Visual layout records
════════════════

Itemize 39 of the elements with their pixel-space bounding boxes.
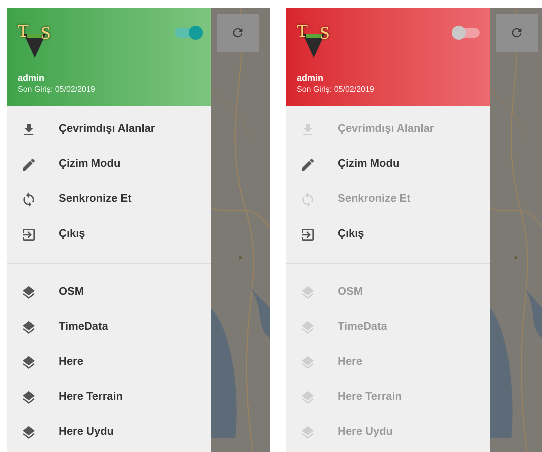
logo: T S [297,22,333,60]
menu-item[interactable]: Çizim Modu [7,147,211,182]
layers-icon [21,424,37,440]
refresh-button[interactable] [496,14,538,52]
exit-icon [300,226,316,242]
layers-icon [300,424,316,440]
user-name: admin [18,72,46,84]
layers-icon [21,320,37,336]
sync-icon [300,192,316,208]
layers-icon [300,320,316,336]
layers-icon [21,284,37,300]
sync-icon [21,192,37,208]
refresh-icon [231,26,245,40]
last-login: Son Giriş: 05/02/2019 [297,84,376,95]
layers-icon [300,354,316,370]
toggle-switch[interactable] [454,28,480,38]
exit-icon [21,226,37,242]
last-login: Son Giriş: 05/02/2019 [18,84,96,95]
menu-item[interactable]: Çizim Modu [286,147,490,182]
layers-icon [300,284,316,300]
layers-icon [300,390,316,406]
layers-icon [21,390,37,406]
menu-item[interactable]: Çıkış [286,217,490,252]
menu-item[interactable]: Çıkış [7,217,211,252]
layers-icon [21,354,37,370]
menu-item[interactable]: Senkronize Et [7,182,211,217]
menu-item[interactable]: Çevrimdışı Alanlar [7,112,211,147]
pencil-icon [21,156,37,172]
pencil-icon [300,156,316,172]
menu-item[interactable]: TimeData [7,310,211,345]
refresh-button[interactable] [217,14,259,52]
user-name: admin [297,72,325,84]
menu-item[interactable]: Here Terrain [7,380,211,415]
menu-item[interactable]: Here Uydu [7,415,211,450]
menu-item[interactable]: Here [7,345,211,380]
logo: T S [18,22,54,60]
toggle-switch[interactable] [175,28,201,38]
menu-item[interactable]: OSM [7,275,211,310]
refresh-icon [510,26,524,40]
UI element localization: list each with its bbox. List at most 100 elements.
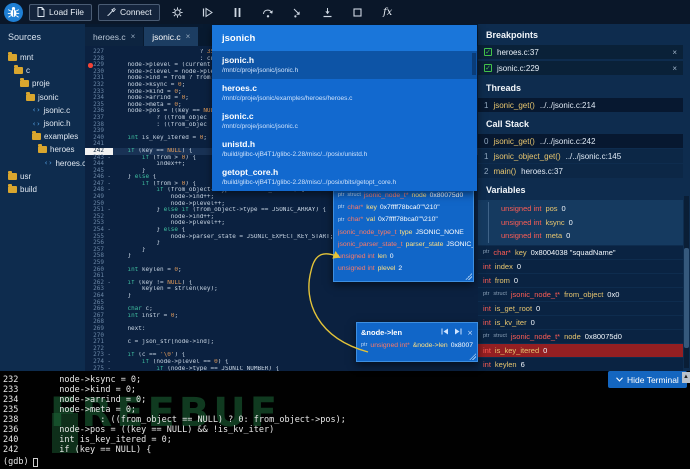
fold-marker-icon[interactable]: -	[107, 207, 111, 214]
terminal-line: 240 int is_key_itered = 0;	[3, 435, 346, 445]
variables-expanded-children: unsigned intpos0unsigned intksync0unsign…	[478, 200, 683, 245]
search-result-getopt_core.h[interactable]: getopt_core.h/build/glibc-vjB4T1/glibc-2…	[212, 163, 477, 191]
fold-marker-icon[interactable]: -	[107, 280, 111, 287]
load-file-button[interactable]: Load File	[29, 4, 92, 21]
tree-item-jsonic.c[interactable]: ‹›jsonic.c	[0, 104, 85, 117]
fold-marker-icon[interactable]: -	[107, 227, 111, 234]
tree-item-usr[interactable]: usr	[0, 170, 85, 183]
tab-close-icon[interactable]: ×	[131, 32, 136, 41]
variable-type: char*	[347, 216, 363, 223]
code-line-264[interactable]: 264 }	[85, 293, 478, 300]
close-icon[interactable]: ×	[467, 329, 473, 337]
variable-row[interactable]: intis_key_itered0	[478, 344, 683, 357]
functions-button[interactable]: fx	[376, 2, 400, 22]
debug-settings-button[interactable]	[166, 2, 190, 22]
fold-marker-icon[interactable]: -	[107, 187, 111, 194]
tooltip-member-row[interactable]: unsigned intplevel2	[338, 263, 473, 275]
variable-row[interactable]: ptrstructjsonic_node_t*node0x80075d0	[478, 330, 683, 343]
tab-close-icon[interactable]: ×	[186, 32, 191, 41]
tree-item-examples[interactable]: examples	[0, 130, 85, 143]
continue-icon	[202, 7, 213, 18]
folder-icon	[8, 186, 17, 193]
panel-scrollbar-thumb[interactable]	[684, 248, 689, 348]
pause-button[interactable]	[226, 2, 250, 22]
code-text[interactable]	[113, 300, 478, 307]
variable-child-row[interactable]: unsigned intpos0	[488, 202, 683, 216]
variable-row[interactable]: ptrchar*key0x8004038 "squadName"	[478, 246, 683, 259]
tree-item-c[interactable]: c	[0, 64, 85, 77]
code-line-263[interactable]: 263 keylen = strlen(key);	[85, 286, 478, 293]
load-file-label: Load File	[49, 7, 84, 17]
tree-item-heroes.c[interactable]: ‹›heroes.c	[0, 157, 85, 170]
variable-row[interactable]: intfrom0	[478, 274, 683, 287]
nav-prev-icon[interactable]	[441, 328, 449, 337]
step-into-button[interactable]	[286, 2, 310, 22]
tooltip-resize-grip[interactable]	[469, 353, 476, 360]
remove-breakpoint-icon[interactable]: ×	[672, 64, 677, 73]
tooltip-member-row[interactable]: ptrchar*val0x7ffff78bca0"'\210"	[338, 214, 473, 226]
terminal-scroll-up-arrow[interactable]: ▲	[682, 372, 690, 383]
variable-row[interactable]: ptrstructjsonic_node_t*from_object0x0	[478, 288, 683, 301]
step-out-button[interactable]	[316, 2, 340, 22]
tooltip-member-row[interactable]: jsonic_parser_state_tparser_stateJSONIC_…	[338, 238, 473, 250]
tree-item-heroes[interactable]: heroes	[0, 143, 85, 156]
watch-expression-row[interactable]: ptrunsigned int*&node->len0x80075e8	[361, 339, 473, 351]
tree-item-label: build	[20, 185, 37, 194]
tree-item-jsonic[interactable]: jsonic	[0, 91, 85, 104]
connect-button[interactable]: Connect	[98, 4, 160, 21]
code-text[interactable]: int instr = 0;	[113, 313, 478, 320]
code-line-267[interactable]: 267 int instr = 0;	[85, 313, 478, 320]
fold-marker-icon[interactable]: -	[107, 155, 111, 162]
tooltip-member-row[interactable]: unsigned intlen0	[338, 250, 473, 262]
hide-terminal-button[interactable]: Hide Terminal	[608, 371, 687, 388]
breakpoint-item[interactable]: ✓heroes.c:37×	[478, 45, 683, 59]
continue-button[interactable]	[196, 2, 220, 22]
tree-item-label: jsonic	[38, 93, 58, 102]
tree-item-mnt[interactable]: mnt	[0, 51, 85, 64]
call-stack-frame[interactable]: 0jsonic_get()../../jsonic.c:242	[478, 134, 683, 148]
tooltip-member-row[interactable]: jsonic_node_type_ttypeJSONIC_NONE	[338, 226, 473, 238]
tree-item-build[interactable]: build	[0, 183, 85, 196]
variable-row[interactable]: intis_get_root0	[478, 302, 683, 315]
search-result-jsonic.c[interactable]: jsonic.c/mnt/c/proje/jsonic/jsonic.c	[212, 107, 477, 135]
app-logo[interactable]	[4, 3, 23, 22]
code-text[interactable]: }	[113, 293, 478, 300]
search-result-heroes.c[interactable]: heroes.c/mnt/c/proje/jsonic/examples/her…	[212, 79, 477, 107]
variable-name: val	[366, 216, 375, 223]
stop-button[interactable]	[346, 2, 370, 22]
tooltip-member-row[interactable]: ptrchar*key0x7ffff78bca0"'\210"	[338, 201, 473, 213]
variable-child-row[interactable]: unsigned intmeta0	[488, 229, 683, 243]
call-stack-frame[interactable]: 2main()heroes.c:37	[478, 164, 683, 178]
code-text[interactable]: keylen = strlen(key);	[113, 286, 478, 293]
nav-next-icon[interactable]	[454, 328, 462, 337]
breakpoint-enabled-checkbox[interactable]: ✓	[484, 48, 492, 56]
remove-breakpoint-icon[interactable]: ×	[672, 48, 677, 57]
variable-type: jsonic_parser_state_t	[338, 241, 403, 248]
tooltip-resize-grip[interactable]	[465, 273, 472, 280]
panel-scrollbar[interactable]	[684, 196, 689, 368]
search-result-jsonic.h[interactable]: jsonic.h/mnt/c/proje/jsonic/jsonic.h	[212, 51, 477, 79]
code-line-265[interactable]: 265	[85, 300, 478, 307]
tree-item-jsonic.h[interactable]: ‹›jsonic.h	[0, 117, 85, 130]
tree-item-proje[interactable]: proje	[0, 77, 85, 90]
dropdown-scrollbar-thumb[interactable]	[472, 53, 476, 75]
tab-jsonic.c[interactable]: jsonic.c×	[144, 27, 198, 46]
breakpoint-enabled-checkbox[interactable]: ✓	[484, 64, 492, 72]
call-stack-frame[interactable]: 1jsonic_object_get()../../jsonic.c:145	[478, 149, 683, 163]
breakpoint-item[interactable]: ✓jsonic.c:229×	[478, 61, 683, 75]
gdb-prompt[interactable]: (gdb)	[3, 457, 38, 467]
search-result-unistd.h[interactable]: unistd.h/build/glibc-vjB4T1/glibc-2.28/m…	[212, 135, 477, 163]
breakpoint-dot-icon[interactable]	[88, 63, 93, 68]
search-result-name: jsonic.c	[222, 111, 467, 121]
variable-row[interactable]: intkeylen6	[478, 358, 683, 371]
thread-item[interactable]: 1jsonic_get()../../jsonic.c:214	[478, 98, 683, 112]
code-text[interactable]: char c;	[113, 306, 478, 313]
file-search-input[interactable]: jsonich	[212, 25, 477, 51]
variable-row[interactable]: intis_kv_iter0	[478, 316, 683, 329]
step-over-button[interactable]	[256, 2, 280, 22]
tab-heroes.c[interactable]: heroes.c×	[85, 27, 143, 46]
variable-child-row[interactable]: unsigned intksync0	[488, 216, 683, 230]
variable-row[interactable]: intindex0	[478, 260, 683, 273]
code-line-266[interactable]: 266 char c;	[85, 306, 478, 313]
terminal-pane[interactable]: FREEBUF 232 node->ksync = 0;233 node->ki…	[0, 371, 690, 469]
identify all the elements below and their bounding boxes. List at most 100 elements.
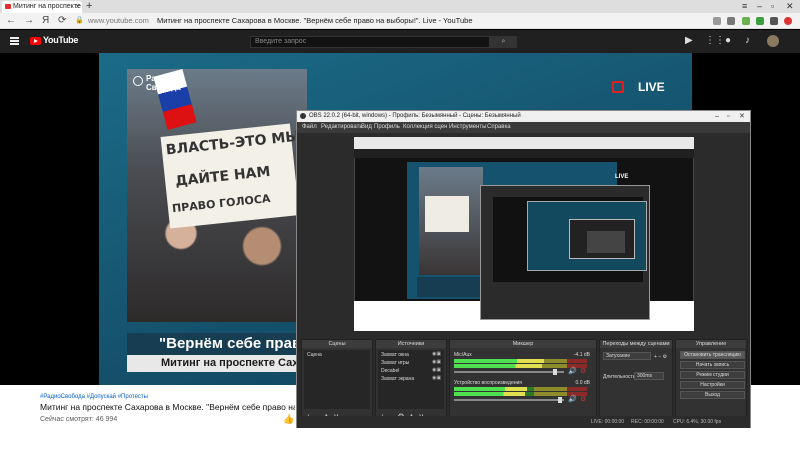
source-item[interactable]: Захват экрана (381, 376, 414, 382)
new-tab-button[interactable]: + (86, 0, 92, 13)
start-recording-button[interactable]: Начать запись (680, 361, 745, 369)
tab-close-icon[interactable]: × (75, 1, 80, 13)
search-input[interactable]: Введите запрос (250, 36, 490, 48)
banner-line-2: ДАЙТЕ НАМ (174, 163, 272, 190)
menu-tools[interactable]: Инструменты (449, 122, 486, 133)
yandex-icon[interactable]: Я (42, 13, 49, 29)
maximize-button[interactable]: ▫ (771, 1, 774, 12)
reload-button[interactable]: ⟳ (58, 13, 66, 29)
back-button[interactable]: ← (6, 13, 16, 29)
obs-minimize-button[interactable]: – (715, 111, 719, 122)
apps-icon[interactable]: ⋮⋮ (705, 35, 725, 47)
menu-help[interactable]: Справка (487, 122, 511, 133)
close-window-button[interactable]: ✕ (786, 1, 794, 12)
messages-icon[interactable]: ● (725, 35, 731, 47)
settings-gear-icon[interactable]: ⚙ (580, 395, 586, 403)
speaker-icon[interactable]: 🔊 (568, 395, 577, 403)
video-caption-subline: Митинг на проспекте Саха (127, 355, 307, 372)
url-page-title: Митинг на проспекте Сахарова в Москве. "… (156, 16, 473, 25)
controls-dock-title: Управление (676, 340, 746, 348)
live-timer: LIVE: 00:00:00 (591, 419, 625, 425)
mixer-channel-name: Mic/Aux (454, 352, 472, 358)
transition-add-remove[interactable]: + − ⚙ (654, 354, 667, 360)
hashtags[interactable]: #РадиоСвобода #Допускай #Протесты (40, 394, 148, 400)
search-button[interactable]: ⌕ (490, 36, 517, 48)
duration-input[interactable]: 300ms (634, 372, 664, 380)
radio-svoboda-logo-icon (133, 76, 143, 86)
visibility-icon[interactable]: ◉▣ (432, 375, 441, 381)
banner-line-3: ПРАВО ГОЛОСА (171, 191, 272, 216)
mixer-channel-db: -4.1 dB (573, 352, 590, 358)
bookmark-icon[interactable] (727, 17, 735, 25)
url-field[interactable]: www.youtube.com Митинг на проспекте Саха… (88, 13, 473, 29)
mixer-channel-db: 0.0 dB (575, 380, 590, 386)
settings-button[interactable]: Настройки (680, 381, 745, 389)
live-label: LIVE (638, 80, 665, 94)
youtube-logo-icon[interactable] (30, 37, 41, 45)
stop-streaming-button[interactable]: Остановить трансляцию (680, 351, 745, 359)
preview-youtube-header (354, 149, 694, 158)
volume-slider[interactable] (454, 371, 564, 373)
cpu-fps: CPU: 6.4%, 30.00 fps (673, 419, 722, 425)
avatar[interactable] (767, 35, 779, 47)
youtube-logo-text[interactable]: YouTube (43, 35, 78, 45)
browser-tab-strip: Митинг на проспекте × + ≡ – ▫ ✕ (0, 0, 800, 13)
menu-profile[interactable]: Профиль (374, 122, 400, 133)
lock-icon: 🔒 (75, 17, 84, 24)
speaker-icon[interactable]: 🔊 (568, 367, 577, 375)
adblock-icon[interactable] (784, 17, 792, 25)
browser-menu-icon[interactable]: ≡ (742, 1, 747, 12)
menu-edit[interactable]: Редактировать (321, 122, 362, 133)
camera-icon[interactable]: ▶ (685, 35, 693, 47)
menu-view[interactable]: Вид (361, 122, 372, 133)
audio-meter-level (454, 392, 525, 396)
live-icon (612, 81, 624, 93)
brand-line-2: Свобода (146, 83, 181, 92)
preview-live-label: LIVE (615, 174, 629, 180)
downloads-icon[interactable] (770, 17, 778, 25)
sources-dock-title: Источники (376, 340, 446, 348)
scenes-dock: Сцены Сцена +−∧∨ (301, 339, 373, 424)
audio-meter-level (454, 364, 542, 368)
scenes-list: Сцена (304, 350, 370, 409)
visibility-icon[interactable]: ◉▣ (432, 351, 441, 357)
obs-close-button[interactable]: ✕ (739, 111, 745, 122)
hamburger-menu-icon[interactable] (10, 37, 19, 45)
studio-mode-button[interactable]: Режим студии (680, 371, 745, 379)
transition-type-select[interactable]: Затухание (603, 352, 651, 360)
volume-slider-knob[interactable] (558, 397, 562, 403)
minimize-button[interactable]: – (757, 1, 762, 12)
scene-item[interactable]: Сцена (307, 352, 322, 358)
source-item[interactable]: Захват окна (381, 352, 409, 358)
browser-tab[interactable]: Митинг на проспекте × (2, 1, 82, 13)
video-title: Митинг на проспекте Сахарова в Москве. "… (40, 402, 295, 412)
obs-title: OBS 22.0.2 (64-bit, windows) - Профиль: … (309, 113, 521, 119)
visibility-icon[interactable]: ◉▣ (432, 359, 441, 365)
transitions-dock: Переходы между сценами Затухание + − ⚙ Д… (599, 339, 673, 424)
obs-window: OBS 22.0.2 (64-bit, windows) - Профиль: … (296, 110, 751, 428)
source-item[interactable]: Decabel (381, 368, 399, 374)
youtube-favicon-icon (5, 4, 11, 9)
source-item[interactable]: Захват игры (381, 360, 409, 366)
sources-dock: Источники Захват окна Захват игры Decabe… (375, 339, 447, 424)
extension-icon[interactable] (713, 17, 721, 25)
settings-gear-icon[interactable]: ⚙ (580, 367, 586, 375)
audio-meter-level (454, 359, 544, 363)
volume-slider-knob[interactable] (553, 369, 557, 375)
extension-chat-icon[interactable] (756, 17, 764, 25)
url-host: www.youtube.com (88, 16, 149, 25)
menu-scene-collection[interactable]: Коллекция сцен (403, 122, 447, 133)
visibility-icon[interactable]: ◉▣ (432, 367, 441, 373)
obs-maximize-button[interactable]: ▫ (727, 111, 729, 122)
radio-svoboda-logo: Радио Свобода (146, 74, 181, 92)
duration-label: Длительность (603, 374, 636, 380)
bell-icon[interactable]: ♪ (745, 35, 750, 47)
extension-green-icon[interactable] (742, 17, 750, 25)
scenes-dock-title: Сцены (302, 340, 372, 348)
youtube-header: YouTube Введите запрос ⌕ ▶ ⋮⋮ ● ♪ (0, 30, 800, 53)
menu-file[interactable]: Файл (302, 122, 317, 133)
forward-button[interactable]: → (24, 13, 34, 29)
like-icon[interactable]: 👍 (283, 414, 294, 425)
volume-slider[interactable] (454, 399, 564, 401)
exit-button[interactable]: Выход (680, 391, 745, 399)
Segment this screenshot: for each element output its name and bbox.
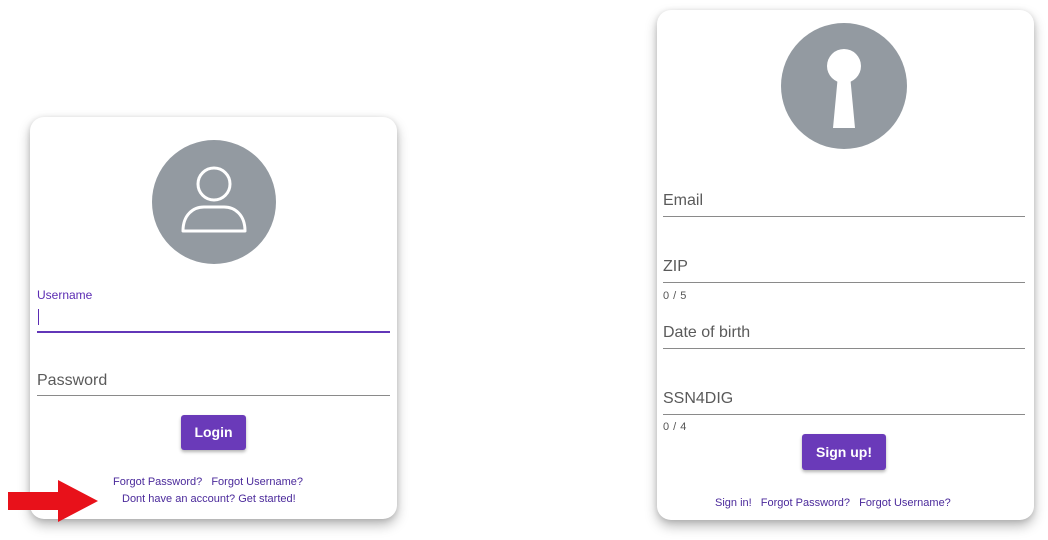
login-button[interactable]: Login (181, 415, 246, 450)
zip-counter: 0 / 5 (663, 290, 687, 302)
forgot-password-link-2[interactable]: Forgot Password? (761, 497, 850, 509)
username-label: Username (37, 288, 93, 302)
sign-in-link[interactable]: Sign in! (715, 497, 752, 509)
login-card: Username Password Login Forgot Password?… (30, 117, 397, 519)
password-field[interactable]: Password (37, 367, 390, 396)
login-links-row: Forgot Password? Forgot Username? (113, 476, 303, 488)
signup-button[interactable]: Sign up! (802, 434, 886, 470)
zip-label: ZIP (663, 258, 688, 275)
username-caret (38, 309, 39, 325)
zip-field[interactable]: ZIP (663, 252, 1025, 283)
forgot-password-link[interactable]: Forgot Password? (113, 476, 202, 488)
get-started-link[interactable]: Dont have an account? Get started! (122, 493, 296, 505)
password-label: Password (37, 372, 108, 389)
username-field[interactable]: Username (37, 287, 390, 333)
red-arrow-icon (8, 480, 98, 522)
dob-label: Date of birth (663, 324, 751, 341)
ssn-label: SSN4DIG (663, 390, 734, 407)
email-label: Email (663, 192, 704, 209)
signup-avatar (781, 23, 907, 149)
dob-field[interactable]: Date of birth (663, 318, 1025, 349)
signup-links-row: Sign in! Forgot Password? Forgot Usernam… (715, 497, 951, 509)
email-field[interactable]: Email (663, 186, 1025, 217)
forgot-username-link-2[interactable]: Forgot Username? (859, 497, 951, 509)
ssn-counter: 0 / 4 (663, 421, 687, 433)
ssn-field[interactable]: SSN4DIG (663, 384, 1025, 415)
keyhole-icon (827, 49, 861, 128)
user-icon (181, 166, 247, 233)
signup-card: Email ZIP 0 / 5 Date of birth SSN4DIG 0 … (657, 10, 1034, 520)
forgot-username-link[interactable]: Forgot Username? (211, 476, 303, 488)
login-avatar (152, 140, 276, 264)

════════════════

## What you should do
Copy the lines word for word, starting at the line containing "logo: T S [297,22,333,60]" and ending at the line containing "layers-icon [300,354,316,370]", with both of those lines included.

## Answer to the task
logo: T S [297,22,333,60]
menu-item[interactable]: Çizim Modu [7,147,211,182]
layers-icon [21,424,37,440]
refresh-button[interactable] [496,14,538,52]
exit-icon [300,226,316,242]
layers-icon [300,424,316,440]
user-name: admin [18,72,46,84]
layers-icon [21,320,37,336]
sync-icon [300,192,316,208]
layers-icon [300,320,316,336]
layers-icon [21,284,37,300]
sync-icon [21,192,37,208]
refresh-icon [231,26,245,40]
last-login: Son Giriş: 05/02/2019 [297,84,376,95]
layers-icon [300,354,316,370]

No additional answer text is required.